Exercise instructions: Transcribe the records that follow exactly. Skip the pictures.

Data rows:
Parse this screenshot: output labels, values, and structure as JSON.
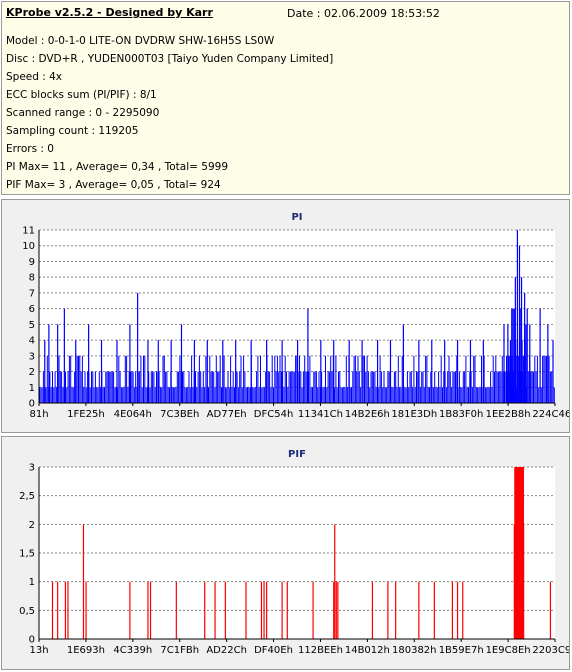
{
  "header": {
    "app_title": "KProbe v2.5.2 - Designed by Karr",
    "date": "Date : 02.06.2009 18:53:52"
  },
  "info": [
    "Model : 0-0-1-0 LITE-ON DVDRW SHW-16H5S  LS0W",
    "Disc : DVD+R , YUDEN000T03 [Taiyo Yuden Company Limited]",
    "Speed : 4x",
    "ECC blocks sum (PI/PIF) : 8/1",
    "Scanned range : 0 - 2295090",
    "Sampling count : 119205",
    "Errors : 0",
    "PI Max= 11 , Average= 0,34 , Total= 5999",
    "PIF Max= 3 , Average= 0,05 , Total= 924"
  ],
  "chart_data": [
    {
      "type": "bar",
      "title": "PI",
      "color": "#0000ff",
      "ylim": [
        0,
        11
      ],
      "yticks": [
        "0",
        "1",
        "2",
        "3",
        "4",
        "5",
        "6",
        "7",
        "8",
        "9",
        "10",
        "11"
      ],
      "xticks": [
        "81h",
        "1FE25h",
        "4E064h",
        "7C3BEh",
        "AD77Eh",
        "DFC54h",
        "11341Ch",
        "14B2E6h",
        "181E3Dh",
        "1B83F0h",
        "1EE2B8h",
        "224C46h"
      ],
      "grid": true,
      "baseline": "0-2 dense across whole range",
      "peaks": [
        {
          "x": 0.01,
          "y": 4
        },
        {
          "x": 0.018,
          "y": 5
        },
        {
          "x": 0.035,
          "y": 5
        },
        {
          "x": 0.048,
          "y": 6
        },
        {
          "x": 0.07,
          "y": 4
        },
        {
          "x": 0.095,
          "y": 5
        },
        {
          "x": 0.12,
          "y": 4
        },
        {
          "x": 0.15,
          "y": 4
        },
        {
          "x": 0.175,
          "y": 5
        },
        {
          "x": 0.19,
          "y": 7
        },
        {
          "x": 0.21,
          "y": 4
        },
        {
          "x": 0.23,
          "y": 4
        },
        {
          "x": 0.255,
          "y": 4
        },
        {
          "x": 0.275,
          "y": 5
        },
        {
          "x": 0.3,
          "y": 4
        },
        {
          "x": 0.325,
          "y": 4
        },
        {
          "x": 0.355,
          "y": 4
        },
        {
          "x": 0.38,
          "y": 4
        },
        {
          "x": 0.41,
          "y": 4
        },
        {
          "x": 0.44,
          "y": 4
        },
        {
          "x": 0.47,
          "y": 4
        },
        {
          "x": 0.5,
          "y": 4
        },
        {
          "x": 0.52,
          "y": 6
        },
        {
          "x": 0.545,
          "y": 4
        },
        {
          "x": 0.57,
          "y": 4
        },
        {
          "x": 0.6,
          "y": 4
        },
        {
          "x": 0.625,
          "y": 4
        },
        {
          "x": 0.655,
          "y": 4
        },
        {
          "x": 0.68,
          "y": 4
        },
        {
          "x": 0.705,
          "y": 5
        },
        {
          "x": 0.735,
          "y": 4
        },
        {
          "x": 0.76,
          "y": 4
        },
        {
          "x": 0.785,
          "y": 4
        },
        {
          "x": 0.81,
          "y": 4
        },
        {
          "x": 0.835,
          "y": 4
        },
        {
          "x": 0.86,
          "y": 4
        },
        {
          "x": 0.9,
          "y": 5
        },
        {
          "x": 0.915,
          "y": 6
        },
        {
          "x": 0.922,
          "y": 8
        },
        {
          "x": 0.926,
          "y": 11
        },
        {
          "x": 0.93,
          "y": 10
        },
        {
          "x": 0.934,
          "y": 8
        },
        {
          "x": 0.94,
          "y": 7
        },
        {
          "x": 0.95,
          "y": 5
        },
        {
          "x": 0.97,
          "y": 6
        },
        {
          "x": 0.985,
          "y": 5
        },
        {
          "x": 0.995,
          "y": 4
        }
      ]
    },
    {
      "type": "bar",
      "title": "PIF",
      "color": "#ff0000",
      "ylim": [
        0,
        3
      ],
      "yticks": [
        "0",
        "0,5",
        "1",
        "1,5",
        "2",
        "2,5",
        "3"
      ],
      "xticks": [
        "13h",
        "1E693h",
        "4C339h",
        "7C1FBh",
        "AD22Ch",
        "DF40Eh",
        "112BEEh",
        "14B012h",
        "180382h",
        "1B59E7h",
        "1E9C8Eh",
        "2203C9h"
      ],
      "grid": true,
      "bars": [
        {
          "x": 0.025,
          "y": 1
        },
        {
          "x": 0.035,
          "y": 1
        },
        {
          "x": 0.05,
          "y": 1
        },
        {
          "x": 0.055,
          "y": 1
        },
        {
          "x": 0.085,
          "y": 2
        },
        {
          "x": 0.09,
          "y": 1
        },
        {
          "x": 0.175,
          "y": 1
        },
        {
          "x": 0.21,
          "y": 1
        },
        {
          "x": 0.215,
          "y": 1
        },
        {
          "x": 0.265,
          "y": 1
        },
        {
          "x": 0.32,
          "y": 1
        },
        {
          "x": 0.34,
          "y": 1
        },
        {
          "x": 0.36,
          "y": 1
        },
        {
          "x": 0.4,
          "y": 1
        },
        {
          "x": 0.43,
          "y": 1
        },
        {
          "x": 0.435,
          "y": 1
        },
        {
          "x": 0.44,
          "y": 1
        },
        {
          "x": 0.47,
          "y": 1
        },
        {
          "x": 0.48,
          "y": 1
        },
        {
          "x": 0.53,
          "y": 1
        },
        {
          "x": 0.57,
          "y": 1
        },
        {
          "x": 0.572,
          "y": 2
        },
        {
          "x": 0.575,
          "y": 1
        },
        {
          "x": 0.578,
          "y": 1
        },
        {
          "x": 0.645,
          "y": 1
        },
        {
          "x": 0.675,
          "y": 1
        },
        {
          "x": 0.69,
          "y": 1
        },
        {
          "x": 0.735,
          "y": 1
        },
        {
          "x": 0.765,
          "y": 1
        },
        {
          "x": 0.8,
          "y": 1
        },
        {
          "x": 0.81,
          "y": 1
        },
        {
          "x": 0.82,
          "y": 1
        },
        {
          "x": 0.92,
          "y": 2
        },
        {
          "x": 0.923,
          "y": 3
        },
        {
          "x": 0.926,
          "y": 3
        },
        {
          "x": 0.929,
          "y": 3
        },
        {
          "x": 0.932,
          "y": 3
        },
        {
          "x": 0.935,
          "y": 3
        },
        {
          "x": 0.938,
          "y": 2
        },
        {
          "x": 0.99,
          "y": 1
        }
      ]
    }
  ]
}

Worked solution:
Parse this screenshot: output labels, values, and structure as JSON.
{
  "header": {
    "app_title": "KProbe v2.5.2 - Designed by Karr",
    "date": "Date : 02.06.2009 18:53:52"
  },
  "info": [
    "Model : 0-0-1-0 LITE-ON DVDRW SHW-16H5S  LS0W",
    "Disc : DVD+R , YUDEN000T03 [Taiyo Yuden Company Limited]",
    "Speed : 4x",
    "ECC blocks sum (PI/PIF) : 8/1",
    "Scanned range : 0 - 2295090",
    "Sampling count : 119205",
    "Errors : 0",
    "PI Max= 11 , Average= 0,34 , Total= 5999",
    "PIF Max= 3 , Average= 0,05 , Total= 924"
  ],
  "chart_data": [
    {
      "type": "bar",
      "title": "PI",
      "color": "#0000ff",
      "ylim": [
        0,
        11
      ],
      "yticks": [
        "0",
        "1",
        "2",
        "3",
        "4",
        "5",
        "6",
        "7",
        "8",
        "9",
        "10",
        "11"
      ],
      "xticks": [
        "81h",
        "1FE25h",
        "4E064h",
        "7C3BEh",
        "AD77Eh",
        "DFC54h",
        "11341Ch",
        "14B2E6h",
        "181E3Dh",
        "1B83F0h",
        "1EE2B8h",
        "224C46h"
      ],
      "grid": true,
      "baseline": "0-2 dense across whole range",
      "peaks": [
        {
          "x": 0.01,
          "y": 4
        },
        {
          "x": 0.018,
          "y": 5
        },
        {
          "x": 0.035,
          "y": 5
        },
        {
          "x": 0.048,
          "y": 6
        },
        {
          "x": 0.07,
          "y": 4
        },
        {
          "x": 0.095,
          "y": 5
        },
        {
          "x": 0.12,
          "y": 4
        },
        {
          "x": 0.15,
          "y": 4
        },
        {
          "x": 0.175,
          "y": 5
        },
        {
          "x": 0.19,
          "y": 7
        },
        {
          "x": 0.21,
          "y": 4
        },
        {
          "x": 0.23,
          "y": 4
        },
        {
          "x": 0.255,
          "y": 4
        },
        {
          "x": 0.275,
          "y": 5
        },
        {
          "x": 0.3,
          "y": 4
        },
        {
          "x": 0.325,
          "y": 4
        },
        {
          "x": 0.355,
          "y": 4
        },
        {
          "x": 0.38,
          "y": 4
        },
        {
          "x": 0.41,
          "y": 4
        },
        {
          "x": 0.44,
          "y": 4
        },
        {
          "x": 0.47,
          "y": 4
        },
        {
          "x": 0.5,
          "y": 4
        },
        {
          "x": 0.52,
          "y": 6
        },
        {
          "x": 0.545,
          "y": 4
        },
        {
          "x": 0.57,
          "y": 4
        },
        {
          "x": 0.6,
          "y": 4
        },
        {
          "x": 0.625,
          "y": 4
        },
        {
          "x": 0.655,
          "y": 4
        },
        {
          "x": 0.68,
          "y": 4
        },
        {
          "x": 0.705,
          "y": 5
        },
        {
          "x": 0.735,
          "y": 4
        },
        {
          "x": 0.76,
          "y": 4
        },
        {
          "x": 0.785,
          "y": 4
        },
        {
          "x": 0.81,
          "y": 4
        },
        {
          "x": 0.835,
          "y": 4
        },
        {
          "x": 0.86,
          "y": 4
        },
        {
          "x": 0.9,
          "y": 5
        },
        {
          "x": 0.915,
          "y": 6
        },
        {
          "x": 0.922,
          "y": 8
        },
        {
          "x": 0.926,
          "y": 11
        },
        {
          "x": 0.93,
          "y": 10
        },
        {
          "x": 0.934,
          "y": 8
        },
        {
          "x": 0.94,
          "y": 7
        },
        {
          "x": 0.95,
          "y": 5
        },
        {
          "x": 0.97,
          "y": 6
        },
        {
          "x": 0.985,
          "y": 5
        },
        {
          "x": 0.995,
          "y": 4
        }
      ]
    },
    {
      "type": "bar",
      "title": "PIF",
      "color": "#ff0000",
      "ylim": [
        0,
        3
      ],
      "yticks": [
        "0",
        "0,5",
        "1",
        "1,5",
        "2",
        "2,5",
        "3"
      ],
      "xticks": [
        "13h",
        "1E693h",
        "4C339h",
        "7C1FBh",
        "AD22Ch",
        "DF40Eh",
        "112BEEh",
        "14B012h",
        "180382h",
        "1B59E7h",
        "1E9C8Eh",
        "2203C9h"
      ],
      "grid": true,
      "bars": [
        {
          "x": 0.025,
          "y": 1
        },
        {
          "x": 0.035,
          "y": 1
        },
        {
          "x": 0.05,
          "y": 1
        },
        {
          "x": 0.055,
          "y": 1
        },
        {
          "x": 0.085,
          "y": 2
        },
        {
          "x": 0.09,
          "y": 1
        },
        {
          "x": 0.175,
          "y": 1
        },
        {
          "x": 0.21,
          "y": 1
        },
        {
          "x": 0.215,
          "y": 1
        },
        {
          "x": 0.265,
          "y": 1
        },
        {
          "x": 0.32,
          "y": 1
        },
        {
          "x": 0.34,
          "y": 1
        },
        {
          "x": 0.36,
          "y": 1
        },
        {
          "x": 0.4,
          "y": 1
        },
        {
          "x": 0.43,
          "y": 1
        },
        {
          "x": 0.435,
          "y": 1
        },
        {
          "x": 0.44,
          "y": 1
        },
        {
          "x": 0.47,
          "y": 1
        },
        {
          "x": 0.48,
          "y": 1
        },
        {
          "x": 0.53,
          "y": 1
        },
        {
          "x": 0.57,
          "y": 1
        },
        {
          "x": 0.572,
          "y": 2
        },
        {
          "x": 0.575,
          "y": 1
        },
        {
          "x": 0.578,
          "y": 1
        },
        {
          "x": 0.645,
          "y": 1
        },
        {
          "x": 0.675,
          "y": 1
        },
        {
          "x": 0.69,
          "y": 1
        },
        {
          "x": 0.735,
          "y": 1
        },
        {
          "x": 0.765,
          "y": 1
        },
        {
          "x": 0.8,
          "y": 1
        },
        {
          "x": 0.81,
          "y": 1
        },
        {
          "x": 0.82,
          "y": 1
        },
        {
          "x": 0.92,
          "y": 2
        },
        {
          "x": 0.923,
          "y": 3
        },
        {
          "x": 0.926,
          "y": 3
        },
        {
          "x": 0.929,
          "y": 3
        },
        {
          "x": 0.932,
          "y": 3
        },
        {
          "x": 0.935,
          "y": 3
        },
        {
          "x": 0.938,
          "y": 2
        },
        {
          "x": 0.99,
          "y": 1
        }
      ]
    }
  ]
}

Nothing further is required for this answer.